# PASAJE EXTRAÍDO
◆ ◆ ◆
Cuando el prisma triangular de la histórica carátula de Dark Side of the Moon disparó hacia la audiencia del Estadio los rayos perfectos de luz multicolor, las mandíbulas caídas de asombro atestiguaron que estuvimos ante dos horas y media de un asalto a los sentidos, cerebros y corazones. Para algunos también fue una prueba de tolerancia.
El 29 de noviembre último, el nuevo octogenario Roger Waters tocó por tercera vez en Lima durante la última parte de su gira This is Not a Drill. A diferencia de lo ocurrido en los últimos días en Santiago, Buenos Aires y Sao Paulo, con dos estadios llenos por ciudad, el Nacional lució en oriente y occidente manchas vacías que quizá recordaban la desmejorada posición económica del país frente a la región.
◆ ◆ ◆
# DATOS MOSTRADOS
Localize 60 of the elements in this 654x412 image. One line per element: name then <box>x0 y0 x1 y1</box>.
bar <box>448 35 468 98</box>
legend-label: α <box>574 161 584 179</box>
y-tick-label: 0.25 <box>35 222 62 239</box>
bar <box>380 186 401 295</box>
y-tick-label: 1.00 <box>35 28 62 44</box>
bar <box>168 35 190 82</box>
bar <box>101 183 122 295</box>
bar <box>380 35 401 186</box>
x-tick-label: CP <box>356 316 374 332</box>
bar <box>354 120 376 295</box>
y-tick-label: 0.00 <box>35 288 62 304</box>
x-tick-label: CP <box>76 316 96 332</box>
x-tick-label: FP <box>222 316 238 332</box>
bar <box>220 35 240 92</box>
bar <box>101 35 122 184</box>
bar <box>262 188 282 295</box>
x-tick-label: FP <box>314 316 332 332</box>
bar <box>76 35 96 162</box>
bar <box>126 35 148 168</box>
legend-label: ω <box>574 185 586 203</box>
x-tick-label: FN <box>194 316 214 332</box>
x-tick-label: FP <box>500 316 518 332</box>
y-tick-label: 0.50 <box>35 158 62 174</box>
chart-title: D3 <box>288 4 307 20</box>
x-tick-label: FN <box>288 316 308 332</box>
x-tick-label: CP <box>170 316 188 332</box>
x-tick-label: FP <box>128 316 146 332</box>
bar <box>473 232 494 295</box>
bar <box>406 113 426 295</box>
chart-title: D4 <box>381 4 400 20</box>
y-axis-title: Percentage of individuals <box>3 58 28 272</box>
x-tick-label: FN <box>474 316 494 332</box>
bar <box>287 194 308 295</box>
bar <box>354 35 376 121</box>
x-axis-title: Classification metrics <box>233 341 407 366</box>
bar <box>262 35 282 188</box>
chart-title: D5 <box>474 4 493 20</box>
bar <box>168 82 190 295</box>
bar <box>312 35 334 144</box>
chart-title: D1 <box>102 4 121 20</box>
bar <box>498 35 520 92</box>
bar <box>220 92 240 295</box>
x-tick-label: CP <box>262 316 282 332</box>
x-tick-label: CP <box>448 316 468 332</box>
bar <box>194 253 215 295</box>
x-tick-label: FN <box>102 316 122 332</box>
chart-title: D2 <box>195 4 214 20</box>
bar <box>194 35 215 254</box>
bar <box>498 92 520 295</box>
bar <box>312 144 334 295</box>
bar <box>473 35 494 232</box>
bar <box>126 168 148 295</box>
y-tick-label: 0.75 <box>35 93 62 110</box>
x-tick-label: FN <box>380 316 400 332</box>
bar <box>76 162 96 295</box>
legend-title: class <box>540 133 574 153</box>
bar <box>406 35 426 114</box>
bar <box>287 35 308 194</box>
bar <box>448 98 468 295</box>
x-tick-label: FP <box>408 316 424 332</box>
◆ ◆ ◆
# DESCRIPCIÓN DEL PROBLEMA
¿Puedes transcribir sin ningún cambio el tramo del pasaje sobre el concierto de Roger Waters en Lima que va desde «Cuando el prisma» hasta «a la región.»?

# RESULTADO DEL EJERCICIO
Cuando el prisma triangular de la histórica carátula de Dark Side of the Moon disparó hacia la audiencia del Estadio los rayos perfectos de luz multicolor, las mandíbulas caídas de asombro atestiguaron que estuvimos ante dos horas y media de un asalto a los sentidos, cerebros y corazones. Para algunos también fue una prueba de tolerancia.
El 29 de noviembre último, el nuevo octogenario Roger Waters tocó por tercera vez en Lima durante la última parte de su gira This is Not a Drill. A diferencia de lo ocurrido en los últimos días en Santiago, Buenos Aires y Sao Paulo, con dos estadios llenos por ciudad, el Nacional lució en oriente y occidente manchas vacías que quizá recordaban la desmejorada posición económica del país frente a la región.